* Description of the task:
Identify all lines in the data containing the string "this". Copy them out.

* Material provided:
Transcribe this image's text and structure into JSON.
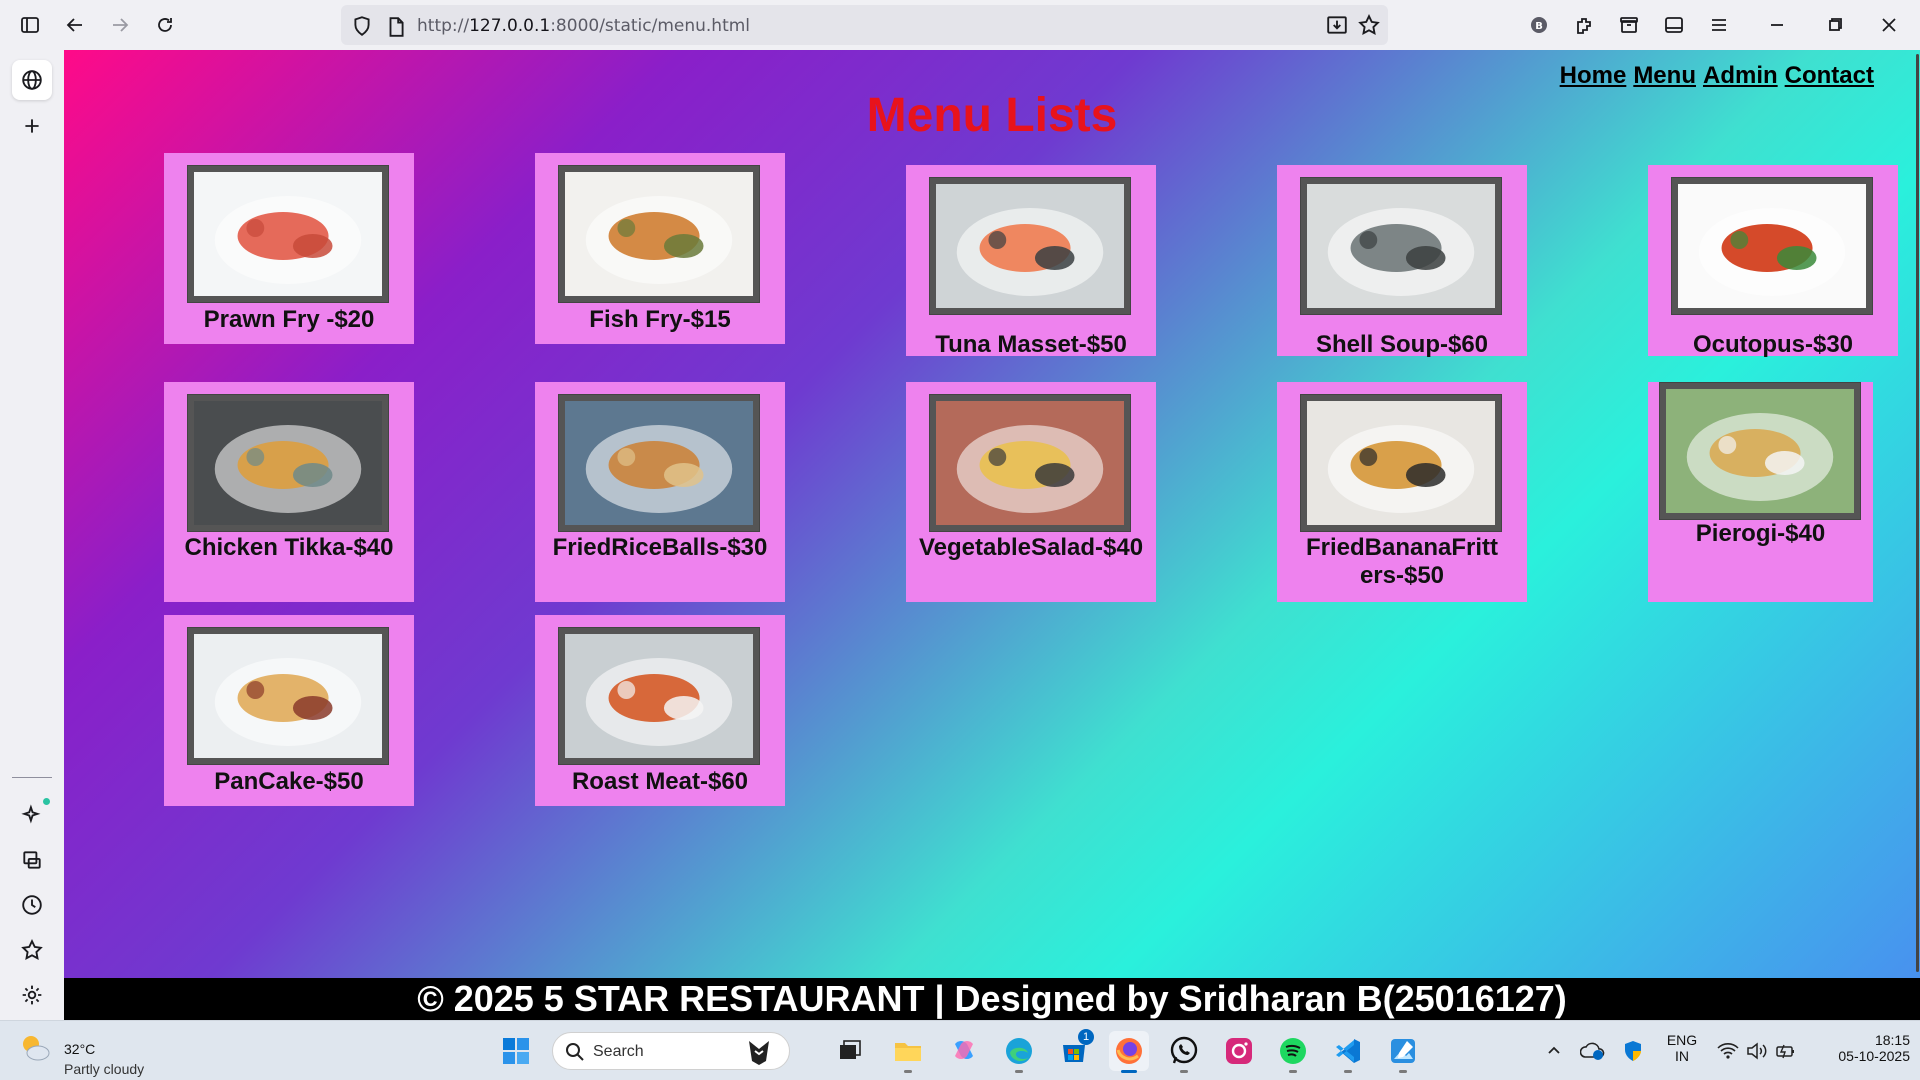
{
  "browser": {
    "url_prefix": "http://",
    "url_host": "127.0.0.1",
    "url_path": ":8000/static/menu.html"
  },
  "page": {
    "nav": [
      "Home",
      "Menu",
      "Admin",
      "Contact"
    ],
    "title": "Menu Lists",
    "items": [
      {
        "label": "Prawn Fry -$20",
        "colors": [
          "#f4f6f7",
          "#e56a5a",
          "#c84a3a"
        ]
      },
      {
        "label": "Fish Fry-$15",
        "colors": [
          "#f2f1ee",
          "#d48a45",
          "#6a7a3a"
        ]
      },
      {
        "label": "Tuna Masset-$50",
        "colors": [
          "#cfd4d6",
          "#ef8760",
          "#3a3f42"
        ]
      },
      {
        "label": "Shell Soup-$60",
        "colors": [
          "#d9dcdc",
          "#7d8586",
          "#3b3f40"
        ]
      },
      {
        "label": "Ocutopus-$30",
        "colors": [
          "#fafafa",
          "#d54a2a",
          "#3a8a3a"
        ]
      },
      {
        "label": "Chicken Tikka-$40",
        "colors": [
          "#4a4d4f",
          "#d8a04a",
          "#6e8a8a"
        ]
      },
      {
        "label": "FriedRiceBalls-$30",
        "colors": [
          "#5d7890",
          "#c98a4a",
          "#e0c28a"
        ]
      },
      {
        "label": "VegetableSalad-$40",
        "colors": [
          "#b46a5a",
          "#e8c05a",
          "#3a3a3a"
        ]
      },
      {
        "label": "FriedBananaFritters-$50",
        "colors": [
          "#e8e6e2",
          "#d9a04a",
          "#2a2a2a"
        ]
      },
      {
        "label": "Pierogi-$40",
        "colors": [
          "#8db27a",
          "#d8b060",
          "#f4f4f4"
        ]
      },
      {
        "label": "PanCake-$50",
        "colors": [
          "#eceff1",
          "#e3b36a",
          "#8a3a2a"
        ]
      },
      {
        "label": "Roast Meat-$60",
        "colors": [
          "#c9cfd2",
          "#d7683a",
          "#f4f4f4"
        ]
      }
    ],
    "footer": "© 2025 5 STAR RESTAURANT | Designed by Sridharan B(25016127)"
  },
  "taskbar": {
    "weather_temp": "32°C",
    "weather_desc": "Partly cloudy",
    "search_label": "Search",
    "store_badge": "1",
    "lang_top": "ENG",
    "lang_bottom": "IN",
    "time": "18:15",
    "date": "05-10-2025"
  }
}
--
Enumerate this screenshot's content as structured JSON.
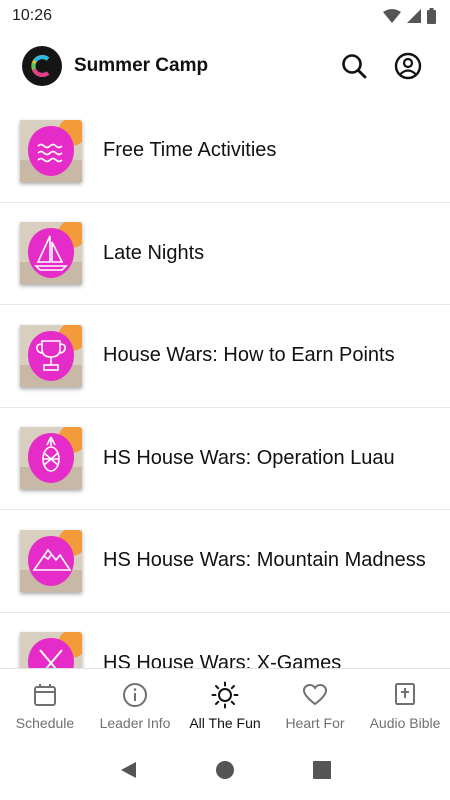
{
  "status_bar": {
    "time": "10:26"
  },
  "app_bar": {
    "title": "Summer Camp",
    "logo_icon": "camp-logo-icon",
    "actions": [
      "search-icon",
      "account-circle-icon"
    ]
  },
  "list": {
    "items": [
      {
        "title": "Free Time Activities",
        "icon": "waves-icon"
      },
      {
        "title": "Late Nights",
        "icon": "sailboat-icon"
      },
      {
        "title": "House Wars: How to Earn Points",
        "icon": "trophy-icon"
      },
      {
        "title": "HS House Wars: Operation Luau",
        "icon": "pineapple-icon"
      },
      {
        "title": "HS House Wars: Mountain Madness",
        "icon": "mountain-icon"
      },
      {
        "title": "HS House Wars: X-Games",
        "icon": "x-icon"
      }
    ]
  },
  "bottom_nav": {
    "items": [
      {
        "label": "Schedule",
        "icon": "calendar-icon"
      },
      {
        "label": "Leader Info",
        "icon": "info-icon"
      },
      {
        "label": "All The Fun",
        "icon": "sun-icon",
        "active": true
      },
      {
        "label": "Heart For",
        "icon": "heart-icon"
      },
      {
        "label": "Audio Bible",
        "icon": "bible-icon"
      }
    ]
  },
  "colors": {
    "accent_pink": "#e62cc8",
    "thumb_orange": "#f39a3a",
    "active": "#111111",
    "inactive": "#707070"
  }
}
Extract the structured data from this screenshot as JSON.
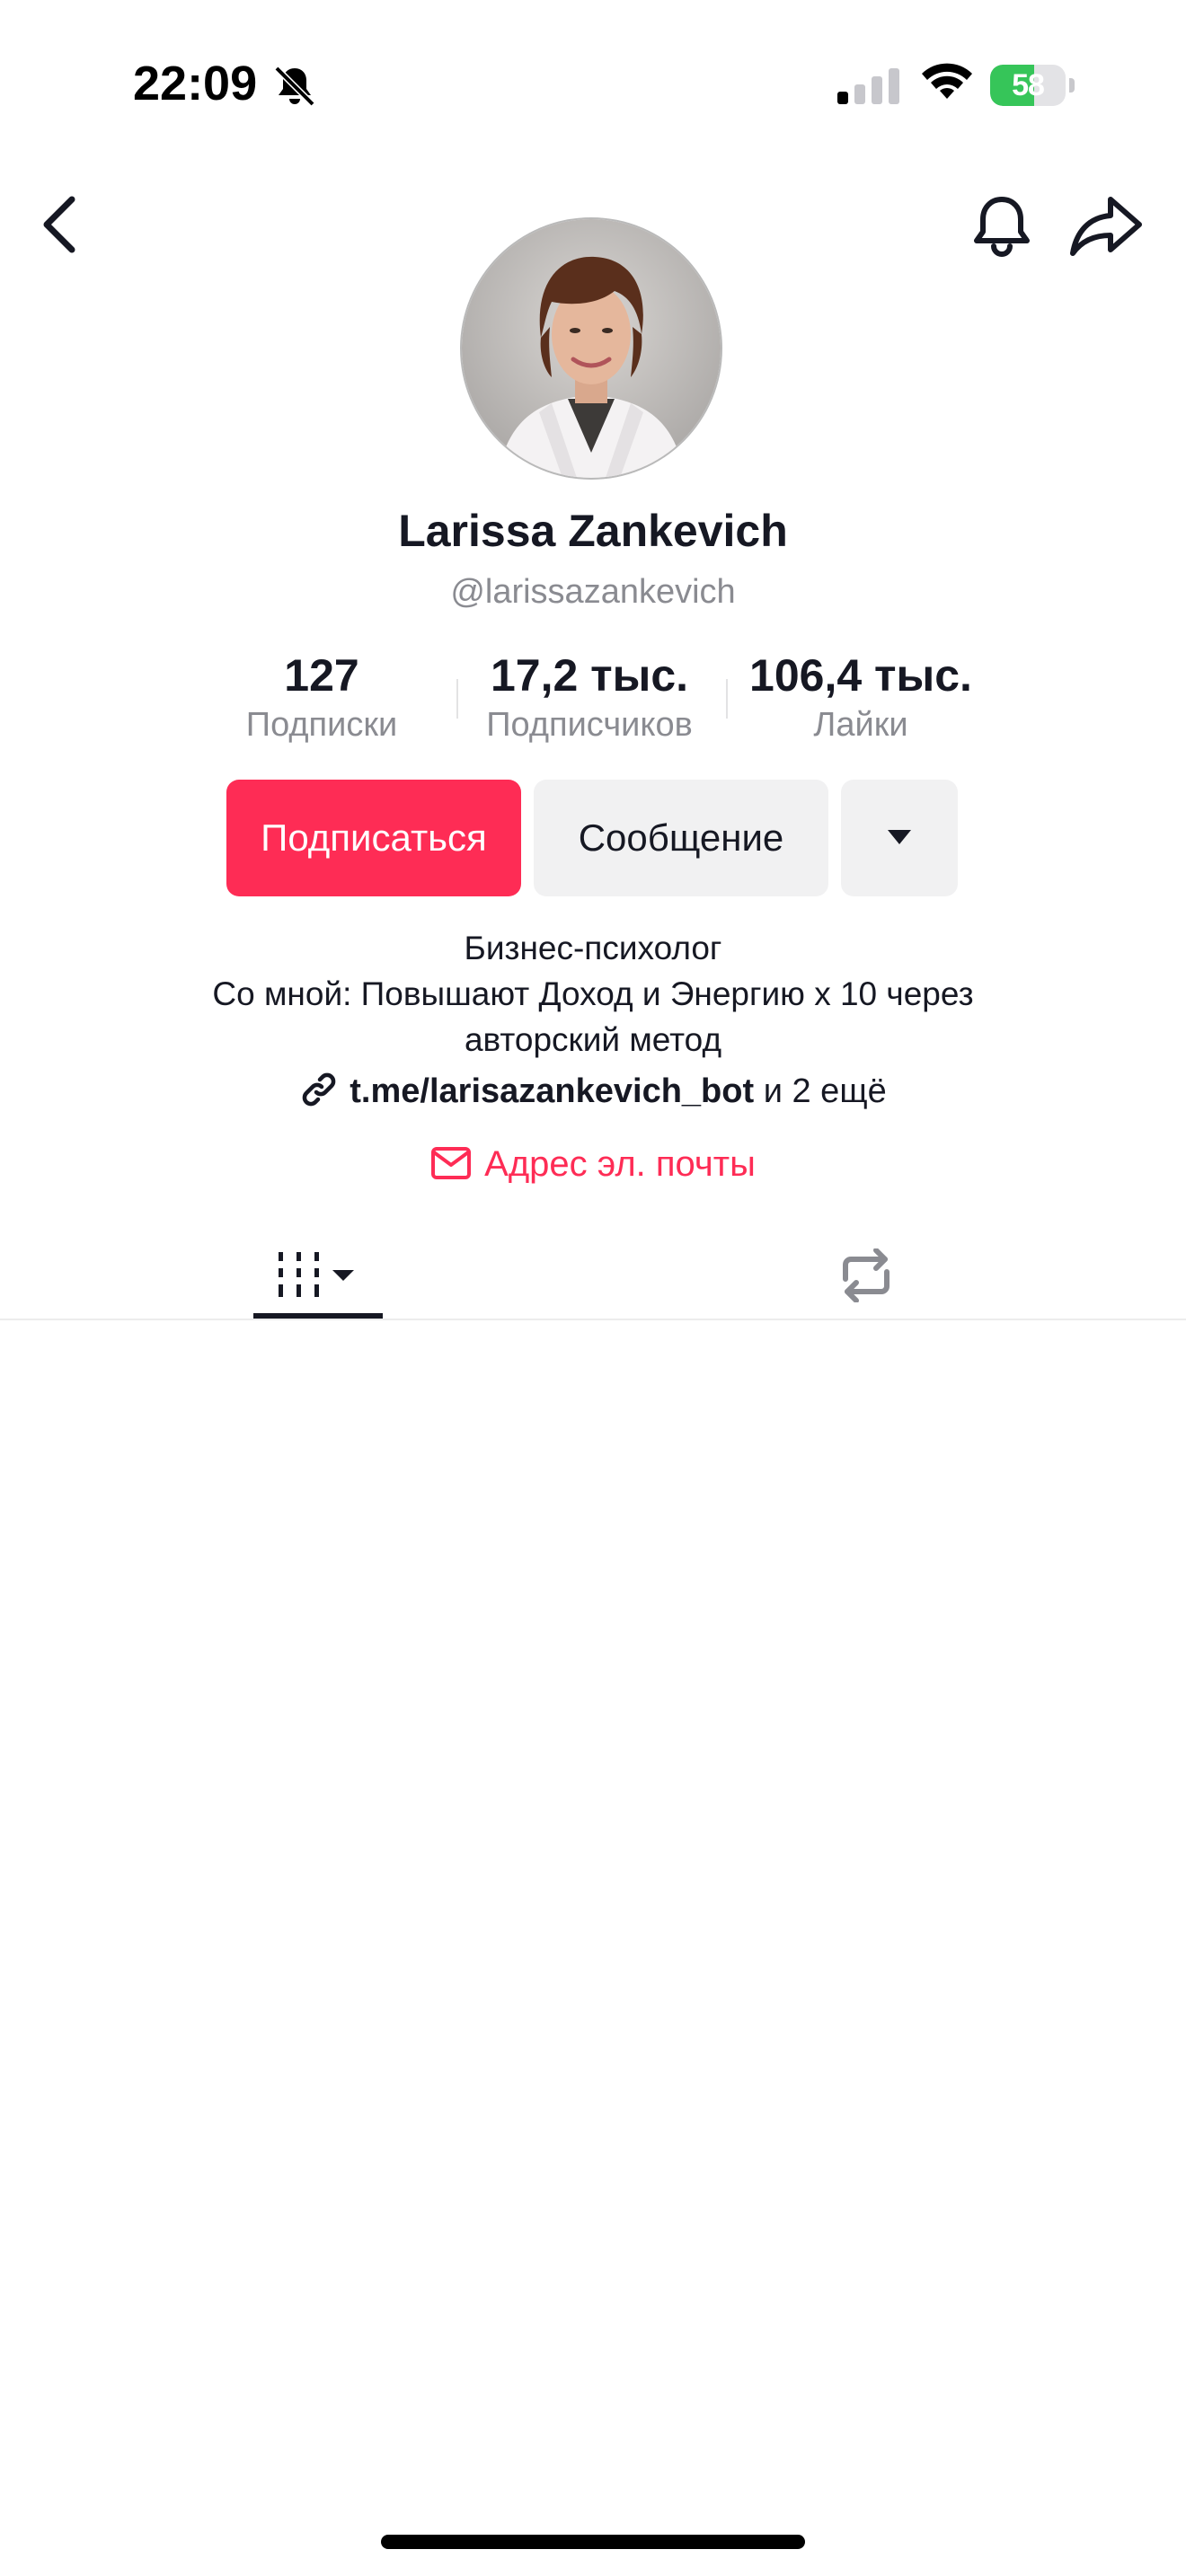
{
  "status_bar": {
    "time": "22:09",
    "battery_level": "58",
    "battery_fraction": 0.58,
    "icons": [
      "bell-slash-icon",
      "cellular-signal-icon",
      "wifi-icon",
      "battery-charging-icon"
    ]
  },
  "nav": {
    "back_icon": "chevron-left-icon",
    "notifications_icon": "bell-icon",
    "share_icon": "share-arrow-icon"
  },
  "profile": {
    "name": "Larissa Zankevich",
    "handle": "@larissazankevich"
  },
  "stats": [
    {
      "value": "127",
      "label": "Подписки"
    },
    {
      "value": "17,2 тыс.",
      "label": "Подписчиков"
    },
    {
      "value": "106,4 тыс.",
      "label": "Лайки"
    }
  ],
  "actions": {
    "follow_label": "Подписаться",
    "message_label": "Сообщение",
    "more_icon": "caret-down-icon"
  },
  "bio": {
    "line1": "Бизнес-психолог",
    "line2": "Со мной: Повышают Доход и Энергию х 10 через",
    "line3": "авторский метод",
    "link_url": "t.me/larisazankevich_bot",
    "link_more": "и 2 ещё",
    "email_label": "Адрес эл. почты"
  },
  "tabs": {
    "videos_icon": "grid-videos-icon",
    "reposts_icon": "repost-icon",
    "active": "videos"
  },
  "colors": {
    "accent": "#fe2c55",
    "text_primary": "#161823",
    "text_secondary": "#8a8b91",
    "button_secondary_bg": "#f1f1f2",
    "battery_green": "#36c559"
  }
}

* Worked solution:
Transcribe this image's text and structure into JSON.
Enumerate this screenshot's content as structured JSON.
Extract the structured data from this screenshot as JSON.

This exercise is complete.